[START]

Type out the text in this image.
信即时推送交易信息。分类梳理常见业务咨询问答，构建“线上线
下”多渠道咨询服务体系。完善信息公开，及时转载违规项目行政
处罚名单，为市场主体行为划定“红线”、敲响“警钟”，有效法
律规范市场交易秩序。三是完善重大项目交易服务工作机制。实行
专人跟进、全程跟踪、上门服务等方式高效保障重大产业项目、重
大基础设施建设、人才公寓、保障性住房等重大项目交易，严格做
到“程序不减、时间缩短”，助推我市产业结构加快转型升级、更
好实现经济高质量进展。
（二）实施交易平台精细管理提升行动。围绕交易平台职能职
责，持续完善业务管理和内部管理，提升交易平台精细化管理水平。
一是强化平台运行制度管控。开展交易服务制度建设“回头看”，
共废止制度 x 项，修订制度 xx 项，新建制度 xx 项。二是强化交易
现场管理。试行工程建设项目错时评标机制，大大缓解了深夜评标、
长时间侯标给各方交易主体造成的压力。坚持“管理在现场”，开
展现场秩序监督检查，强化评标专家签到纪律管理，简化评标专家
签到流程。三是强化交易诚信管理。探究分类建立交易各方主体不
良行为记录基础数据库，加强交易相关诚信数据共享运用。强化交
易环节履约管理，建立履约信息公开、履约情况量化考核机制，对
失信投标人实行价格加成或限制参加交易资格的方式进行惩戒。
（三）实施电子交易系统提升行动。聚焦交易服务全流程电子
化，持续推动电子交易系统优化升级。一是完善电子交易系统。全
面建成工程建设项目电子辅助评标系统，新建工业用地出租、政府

[END]

Instructions to follow: Write the whole listing out again. Keep every line exactly as it is.

Reply to the exercise:
Type out the text in this image.
信即时推送交易信息。分类梳理常见业务咨询问答，构建“线上线
下”多渠道咨询服务体系。完善信息公开，及时转载违规项目行政
处罚名单，为市场主体行为划定“红线”、敲响“警钟”，有效法
律规范市场交易秩序。三是完善重大项目交易服务工作机制。实行
专人跟进、全程跟踪、上门服务等方式高效保障重大产业项目、重
大基础设施建设、人才公寓、保障性住房等重大项目交易，严格做
到“程序不减、时间缩短”，助推我市产业结构加快转型升级、更
好实现经济高质量进展。
（二）实施交易平台精细管理提升行动。围绕交易平台职能职
责，持续完善业务管理和内部管理，提升交易平台精细化管理水平。
一是强化平台运行制度管控。开展交易服务制度建设“回头看”，
共废止制度 x 项，修订制度 xx 项，新建制度 xx 项。二是强化交易
现场管理。试行工程建设项目错时评标机制，大大缓解了深夜评标、
长时间侯标给各方交易主体造成的压力。坚持“管理在现场”，开
展现场秩序监督检查，强化评标专家签到纪律管理，简化评标专家
签到流程。三是强化交易诚信管理。探究分类建立交易各方主体不
良行为记录基础数据库，加强交易相关诚信数据共享运用。强化交
易环节履约管理，建立履约信息公开、履约情况量化考核机制，对
失信投标人实行价格加成或限制参加交易资格的方式进行惩戒。
（三）实施电子交易系统提升行动。聚焦交易服务全流程电子
化，持续推动电子交易系统优化升级。一是完善电子交易系统。全
面建成工程建设项目电子辅助评标系统，新建工业用地出租、政府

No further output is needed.